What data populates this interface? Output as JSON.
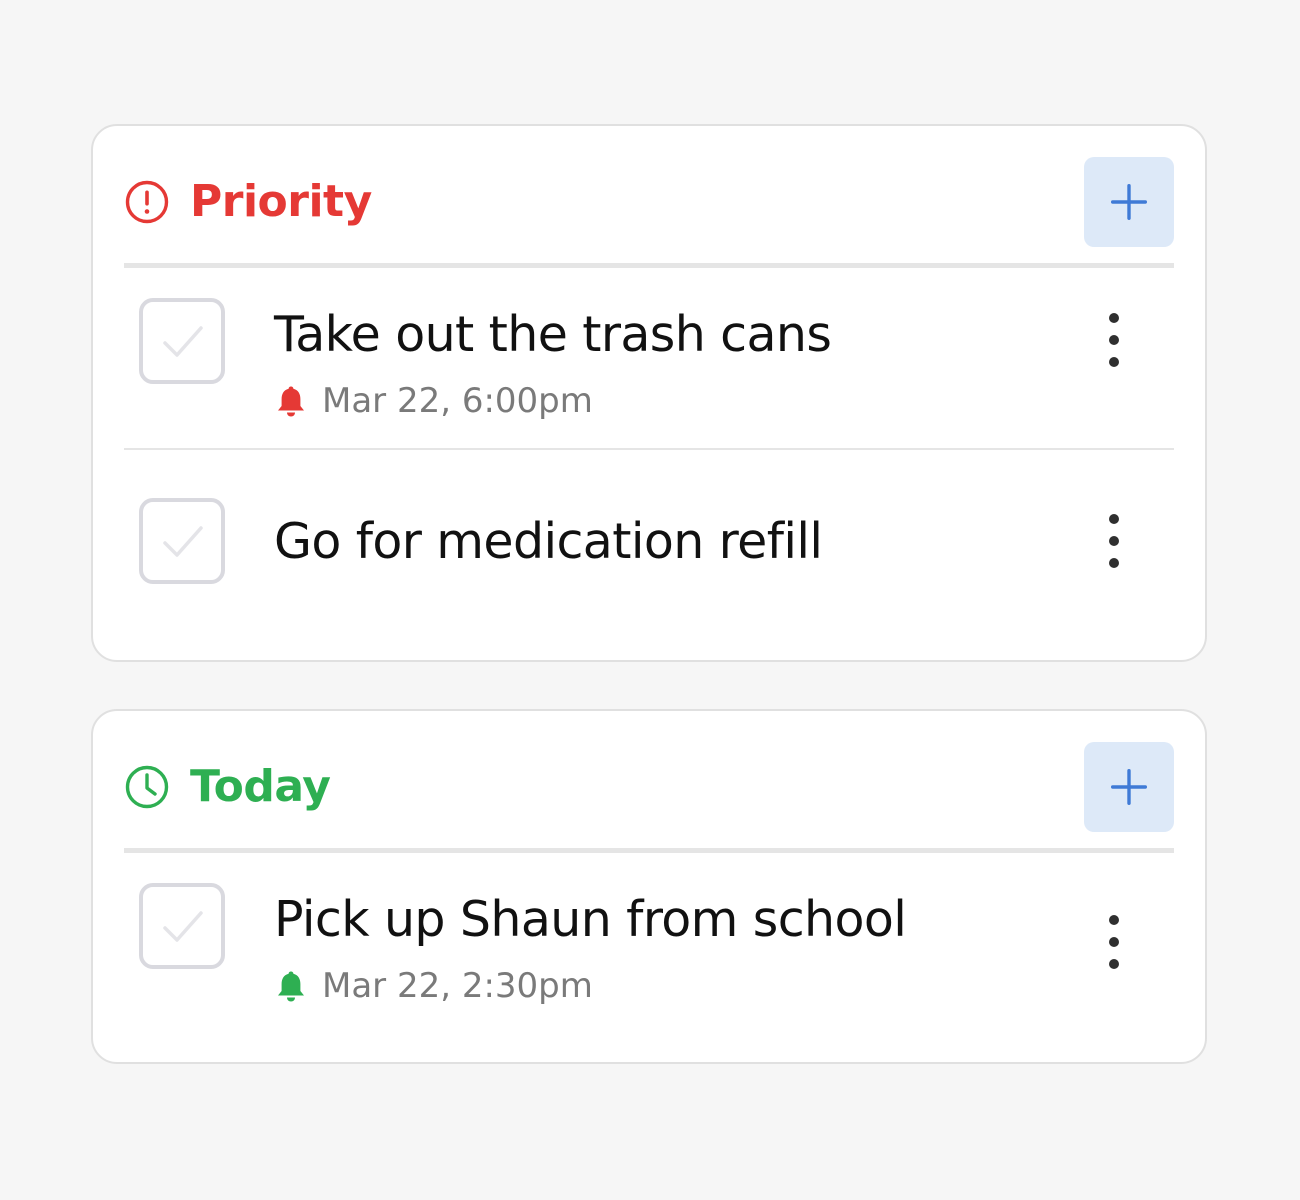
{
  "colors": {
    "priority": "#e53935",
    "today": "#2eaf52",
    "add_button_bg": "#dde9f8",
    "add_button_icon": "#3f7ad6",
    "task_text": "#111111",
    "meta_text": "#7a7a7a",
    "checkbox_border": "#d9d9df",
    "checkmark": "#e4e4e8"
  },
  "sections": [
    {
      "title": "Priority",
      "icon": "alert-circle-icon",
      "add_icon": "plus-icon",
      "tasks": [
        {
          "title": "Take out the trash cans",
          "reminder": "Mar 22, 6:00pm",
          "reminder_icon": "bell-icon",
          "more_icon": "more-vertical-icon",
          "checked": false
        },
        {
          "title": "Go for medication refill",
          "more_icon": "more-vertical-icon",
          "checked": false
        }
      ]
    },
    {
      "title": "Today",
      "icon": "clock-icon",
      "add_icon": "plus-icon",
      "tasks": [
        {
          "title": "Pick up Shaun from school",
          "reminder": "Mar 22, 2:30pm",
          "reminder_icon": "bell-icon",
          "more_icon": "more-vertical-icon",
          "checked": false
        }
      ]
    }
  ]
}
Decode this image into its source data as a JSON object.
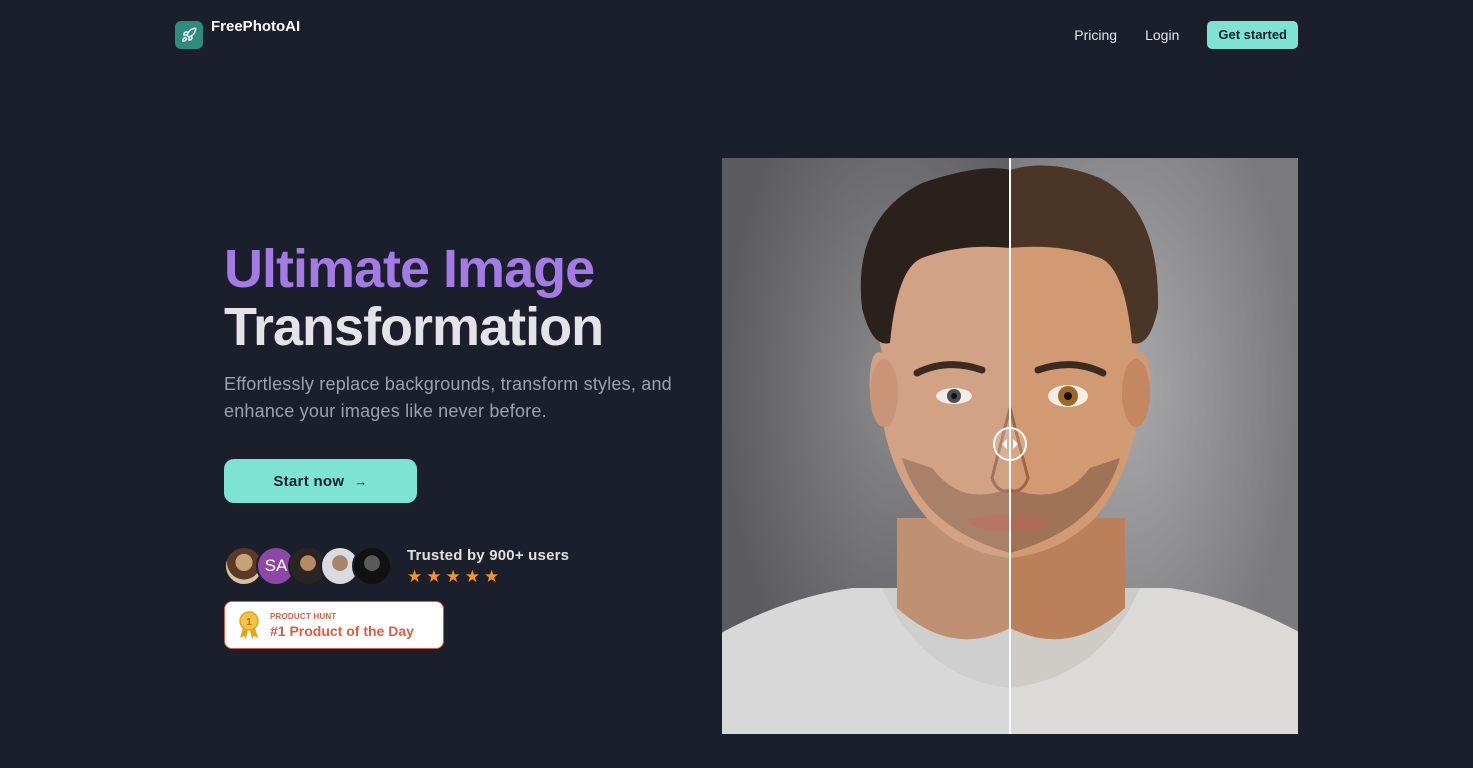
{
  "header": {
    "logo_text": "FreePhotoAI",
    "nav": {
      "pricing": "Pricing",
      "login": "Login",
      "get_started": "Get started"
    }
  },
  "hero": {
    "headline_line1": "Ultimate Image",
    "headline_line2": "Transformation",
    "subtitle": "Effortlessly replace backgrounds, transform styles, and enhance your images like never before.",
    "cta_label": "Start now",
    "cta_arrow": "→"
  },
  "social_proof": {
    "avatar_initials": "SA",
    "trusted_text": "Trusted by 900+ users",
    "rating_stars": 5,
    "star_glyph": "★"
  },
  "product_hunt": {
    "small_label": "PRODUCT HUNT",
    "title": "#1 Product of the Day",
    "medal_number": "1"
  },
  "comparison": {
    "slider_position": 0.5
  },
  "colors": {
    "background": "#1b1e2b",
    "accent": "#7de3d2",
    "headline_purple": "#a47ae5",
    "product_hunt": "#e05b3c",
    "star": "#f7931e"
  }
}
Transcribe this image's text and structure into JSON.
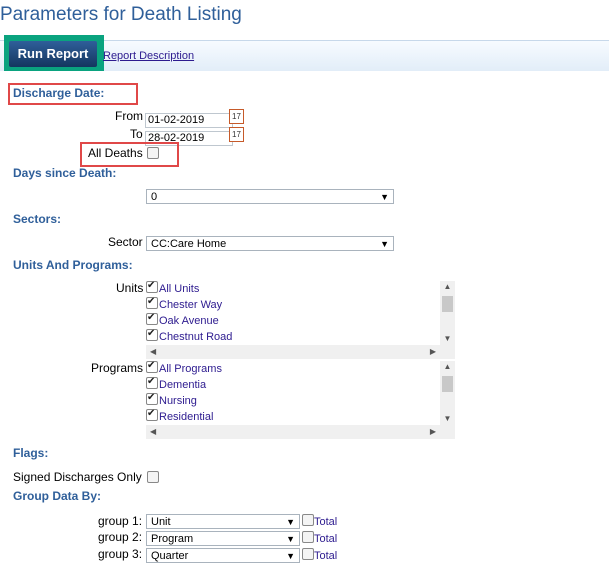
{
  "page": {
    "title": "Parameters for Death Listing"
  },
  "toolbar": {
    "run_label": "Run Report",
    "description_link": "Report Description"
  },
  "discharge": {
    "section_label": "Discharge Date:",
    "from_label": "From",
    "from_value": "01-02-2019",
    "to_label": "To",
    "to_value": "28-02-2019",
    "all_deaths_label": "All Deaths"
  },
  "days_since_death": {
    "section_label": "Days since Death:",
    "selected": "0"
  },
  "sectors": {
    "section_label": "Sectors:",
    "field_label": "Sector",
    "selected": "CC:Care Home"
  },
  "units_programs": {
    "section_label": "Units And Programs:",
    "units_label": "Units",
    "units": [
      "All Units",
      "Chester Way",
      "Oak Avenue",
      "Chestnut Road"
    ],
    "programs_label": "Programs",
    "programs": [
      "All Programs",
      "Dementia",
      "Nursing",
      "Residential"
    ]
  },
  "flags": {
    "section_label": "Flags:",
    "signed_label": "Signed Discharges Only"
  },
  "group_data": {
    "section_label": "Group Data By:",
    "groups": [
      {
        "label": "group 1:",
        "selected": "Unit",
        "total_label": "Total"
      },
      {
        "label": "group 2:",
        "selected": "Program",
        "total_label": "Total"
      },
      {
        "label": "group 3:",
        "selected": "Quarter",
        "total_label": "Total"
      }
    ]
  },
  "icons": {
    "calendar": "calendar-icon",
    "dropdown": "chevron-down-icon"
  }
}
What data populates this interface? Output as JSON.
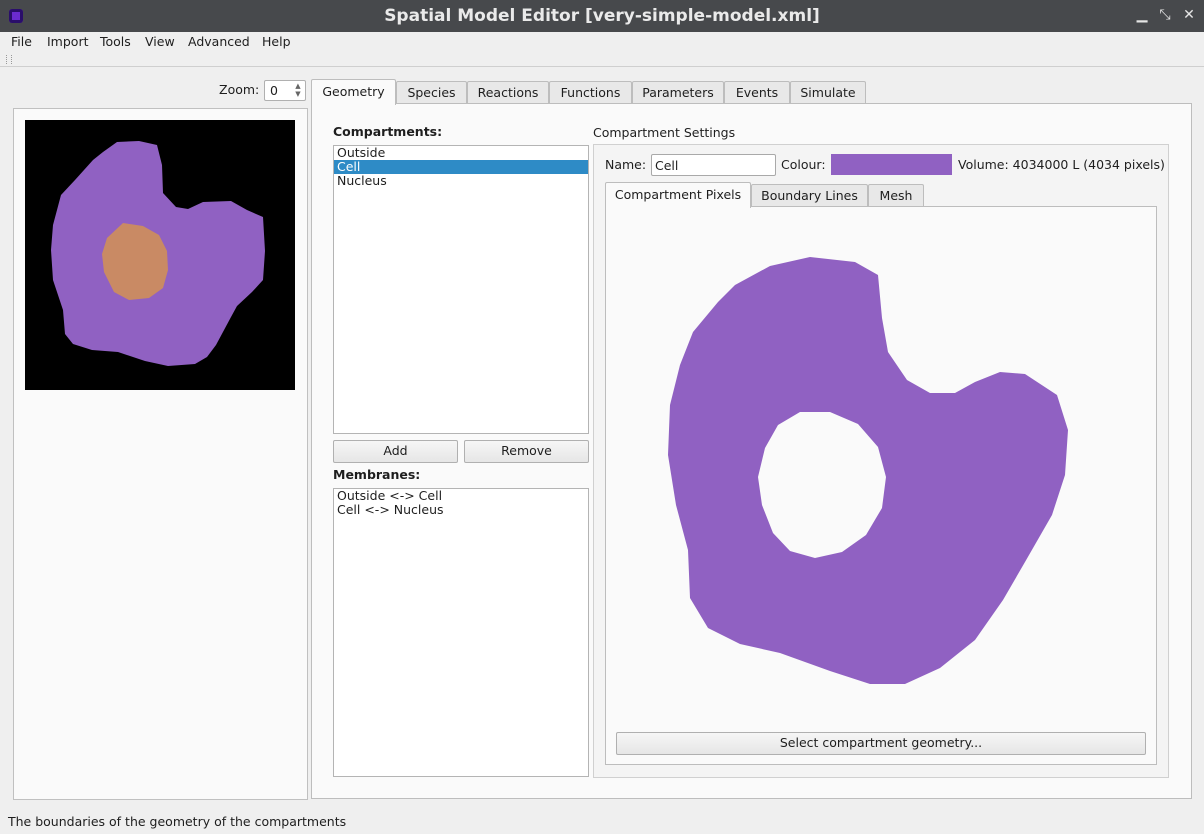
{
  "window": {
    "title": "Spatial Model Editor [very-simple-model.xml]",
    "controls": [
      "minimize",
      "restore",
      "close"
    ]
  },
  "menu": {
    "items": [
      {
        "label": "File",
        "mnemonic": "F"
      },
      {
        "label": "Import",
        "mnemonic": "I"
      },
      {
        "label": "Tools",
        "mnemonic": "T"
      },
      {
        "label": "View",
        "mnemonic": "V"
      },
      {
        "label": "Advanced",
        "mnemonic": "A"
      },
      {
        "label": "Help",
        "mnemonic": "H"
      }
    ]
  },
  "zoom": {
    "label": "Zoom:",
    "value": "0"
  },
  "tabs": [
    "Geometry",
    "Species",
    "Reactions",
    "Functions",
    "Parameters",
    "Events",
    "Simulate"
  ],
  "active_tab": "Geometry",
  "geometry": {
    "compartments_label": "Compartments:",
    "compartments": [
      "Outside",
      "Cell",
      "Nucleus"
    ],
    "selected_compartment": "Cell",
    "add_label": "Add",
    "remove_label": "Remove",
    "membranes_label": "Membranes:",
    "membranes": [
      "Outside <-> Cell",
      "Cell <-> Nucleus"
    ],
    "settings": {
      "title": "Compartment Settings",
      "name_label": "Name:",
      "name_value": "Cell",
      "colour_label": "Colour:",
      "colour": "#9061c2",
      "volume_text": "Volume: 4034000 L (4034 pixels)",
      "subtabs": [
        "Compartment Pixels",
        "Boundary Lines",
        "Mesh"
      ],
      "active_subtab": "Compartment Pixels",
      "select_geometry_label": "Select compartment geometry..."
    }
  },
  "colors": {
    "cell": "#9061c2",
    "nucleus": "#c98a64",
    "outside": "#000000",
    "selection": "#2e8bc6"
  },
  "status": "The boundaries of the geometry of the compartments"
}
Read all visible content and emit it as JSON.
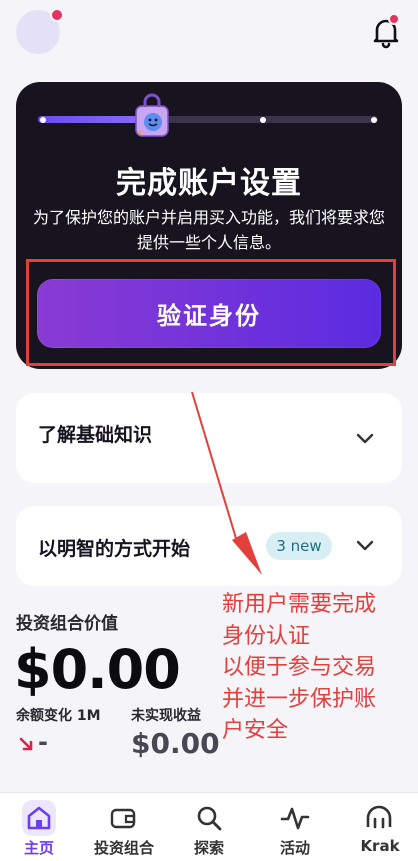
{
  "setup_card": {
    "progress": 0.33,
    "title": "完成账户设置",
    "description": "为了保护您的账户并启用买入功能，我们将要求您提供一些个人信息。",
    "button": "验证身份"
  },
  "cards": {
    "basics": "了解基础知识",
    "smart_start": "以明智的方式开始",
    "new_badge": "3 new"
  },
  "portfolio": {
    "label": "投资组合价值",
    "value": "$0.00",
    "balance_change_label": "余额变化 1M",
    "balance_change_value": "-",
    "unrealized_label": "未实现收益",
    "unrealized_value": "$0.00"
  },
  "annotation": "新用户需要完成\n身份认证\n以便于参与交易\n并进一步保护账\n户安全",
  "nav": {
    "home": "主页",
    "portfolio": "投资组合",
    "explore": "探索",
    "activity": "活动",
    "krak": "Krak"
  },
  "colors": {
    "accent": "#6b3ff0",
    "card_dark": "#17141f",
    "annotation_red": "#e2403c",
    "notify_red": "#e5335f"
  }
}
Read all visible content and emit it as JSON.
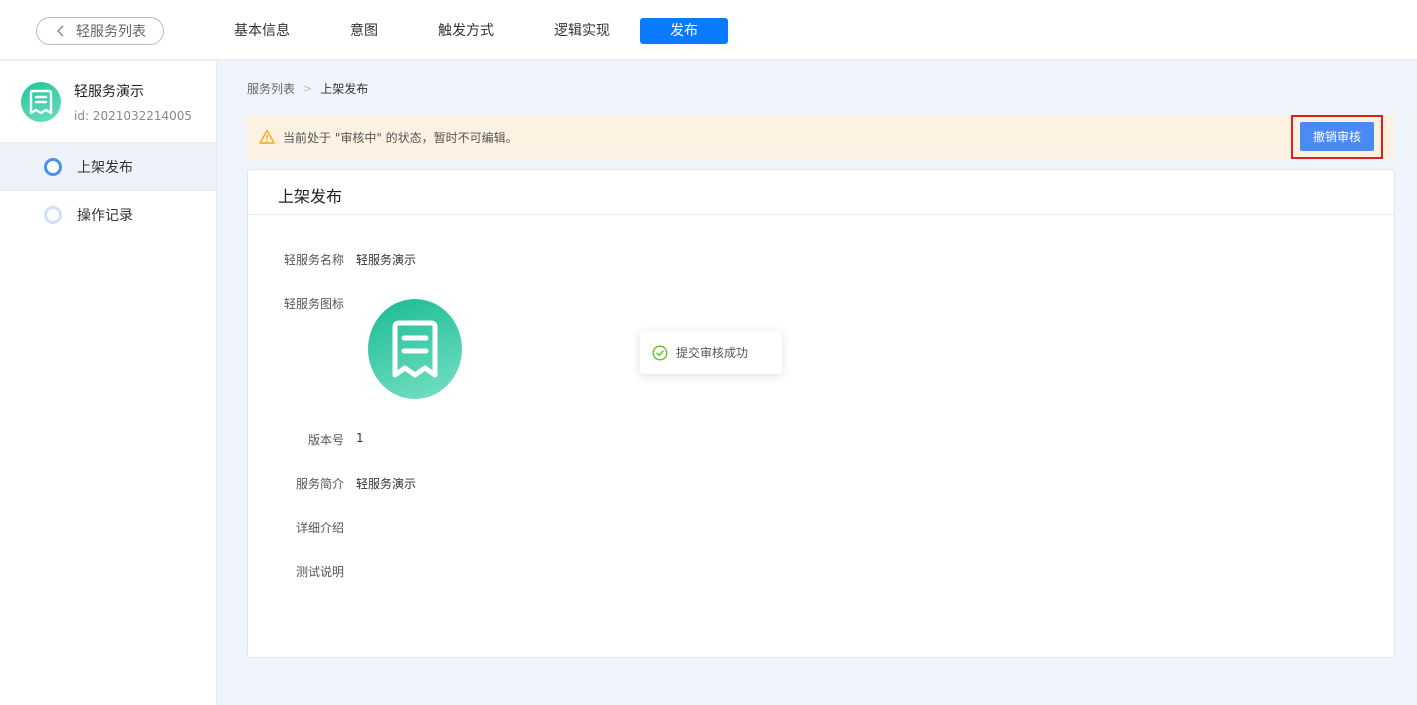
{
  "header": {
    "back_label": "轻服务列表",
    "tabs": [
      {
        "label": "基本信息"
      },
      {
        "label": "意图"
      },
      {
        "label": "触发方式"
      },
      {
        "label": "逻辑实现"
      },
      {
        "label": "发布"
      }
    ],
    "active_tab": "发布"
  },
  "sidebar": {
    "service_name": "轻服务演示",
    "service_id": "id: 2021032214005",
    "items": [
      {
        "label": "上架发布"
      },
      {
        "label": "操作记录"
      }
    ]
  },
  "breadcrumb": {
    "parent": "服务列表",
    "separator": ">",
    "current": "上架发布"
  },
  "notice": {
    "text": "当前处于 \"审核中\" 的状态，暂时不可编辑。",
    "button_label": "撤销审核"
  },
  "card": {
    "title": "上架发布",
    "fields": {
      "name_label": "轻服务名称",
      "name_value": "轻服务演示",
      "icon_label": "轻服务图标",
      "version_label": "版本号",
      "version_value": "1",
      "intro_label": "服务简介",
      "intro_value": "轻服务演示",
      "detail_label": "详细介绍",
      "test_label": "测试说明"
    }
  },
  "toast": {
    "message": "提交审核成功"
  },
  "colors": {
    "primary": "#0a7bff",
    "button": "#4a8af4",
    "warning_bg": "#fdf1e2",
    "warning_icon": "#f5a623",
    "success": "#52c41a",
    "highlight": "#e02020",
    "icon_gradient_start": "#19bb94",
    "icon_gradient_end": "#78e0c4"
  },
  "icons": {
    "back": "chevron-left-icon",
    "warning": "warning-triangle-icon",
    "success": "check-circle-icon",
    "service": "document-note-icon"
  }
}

To do: Scan the listing above and copy all lines containing the word "chevron".

Task result:
    "dropdown": "chevron-down-icon"
    "back": "chevron-left-icon",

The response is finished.